_O que fazer:_
1: Segundo a notícia sobre a Defensoria Pública, por que a deficiência estrutural ou de pessoal da instituição não autoriza a intervenção do Poder Judiciário? Responda em até três frases.
2: Transcreva da notícia sobre a Defensoria Pública o trecho que começa nas palavras "A decisão no" e termina depois de "Judiciário no problema.".
### Texto do exercício
Judiciário não pode interferir em nomeação de Defensor Público

A 1ª Câmara Cível do TJRN atendeu ao recurso movido pelo Estado, que não estará mais obrigado a designar, no prazo de seis meses, um Defensor Público para a Comarca de Caraúbas. O pedido foi feito pelo Ministério Público, em virtude da deficiência estrutural e de pessoal que permita o atendimento.

A decisão no TJRN, sob relatoria do desembargador Expedito Ferreira, ressaltou uma atual estrutura da Defensoria Pública do Estado bem aquém do ideal Constitucional firmado para tal instituição. No entanto, a visível deficiência, estrutural ou de pessoal da instituição, não autoriza, por si só, a intervenção do Poder Judiciário no problema.

A interferência afetaria a autonomia administrativa e funcional de tal instituição pelo Poder Judiciário, prevista no art. 134, da Constituição Federal, sob pena de violar o princípio da interdependência dos Poderes do Estado, também de natureza constitucional.

Um entendimento que também encontra amparo em jurisprudência do Superior Tribunal de Justiça.

No termos dos autos, o MP designou defensores em exercício em três Núcleos de atuação, Núcleo de Natal, Caicó e Mossoró, informando que a Comarca de Caraúbas estaria assistida pelo Núcleo de Mossoró.

“Não há que se falar, portanto, em nova ou pontual designação de defensor para atuar junto à Comarca de Caraúbas, já que a comarca se encontra dentro das atribuições dos defensores com atuação no Núcleo de Mossoró, o que permite ao respectivo Juízo, Órgão do Ministério Público com atribuições naquela Comarca ou qualquer popular que necessite da correspondente assistência, dele valer-se”, destaca o relator.
######
### Conjunto de dados
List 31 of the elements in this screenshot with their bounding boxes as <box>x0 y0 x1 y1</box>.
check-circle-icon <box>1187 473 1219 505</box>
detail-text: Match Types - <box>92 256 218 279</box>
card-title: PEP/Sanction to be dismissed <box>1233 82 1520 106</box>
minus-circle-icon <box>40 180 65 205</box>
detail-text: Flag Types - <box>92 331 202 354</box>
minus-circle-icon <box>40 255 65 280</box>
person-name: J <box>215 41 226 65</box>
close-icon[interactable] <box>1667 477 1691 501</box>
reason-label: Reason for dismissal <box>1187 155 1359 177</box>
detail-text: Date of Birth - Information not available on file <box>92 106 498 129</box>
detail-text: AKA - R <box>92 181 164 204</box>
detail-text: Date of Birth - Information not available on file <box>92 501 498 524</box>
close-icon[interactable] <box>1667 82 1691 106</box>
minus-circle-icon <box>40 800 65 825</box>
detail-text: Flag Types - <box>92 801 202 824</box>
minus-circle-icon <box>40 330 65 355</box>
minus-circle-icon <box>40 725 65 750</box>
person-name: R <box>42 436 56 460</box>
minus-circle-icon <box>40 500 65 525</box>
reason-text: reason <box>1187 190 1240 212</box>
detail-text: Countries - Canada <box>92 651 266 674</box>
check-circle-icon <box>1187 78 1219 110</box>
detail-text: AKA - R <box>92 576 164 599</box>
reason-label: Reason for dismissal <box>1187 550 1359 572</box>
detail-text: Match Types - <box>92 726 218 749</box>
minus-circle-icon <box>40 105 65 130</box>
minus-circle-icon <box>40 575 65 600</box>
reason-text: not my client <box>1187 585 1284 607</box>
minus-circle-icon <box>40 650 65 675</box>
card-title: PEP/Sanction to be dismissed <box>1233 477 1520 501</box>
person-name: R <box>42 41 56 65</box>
######
_Respostas do exercício:_
1: Porque a interferência do Judiciário afetaria a autonomia administrativa e funcional da Defensoria Pública, prevista no art. 134 da Constituição Federal. Isso violaria o princípio da interdependência dos Poderes do Estado, também de natureza constitucional.

2:
A decisão no TJRN, sob relatoria do desembargador Expedito Ferreira, ressaltou uma atual estrutura da Defensoria Pública do Estado bem aquém do ideal Constitucional firmado para tal instituição. No entanto, a visível deficiência, estrutural ou de pessoal da instituição, não autoriza, por si só, a intervenção do Poder Judiciário no problema.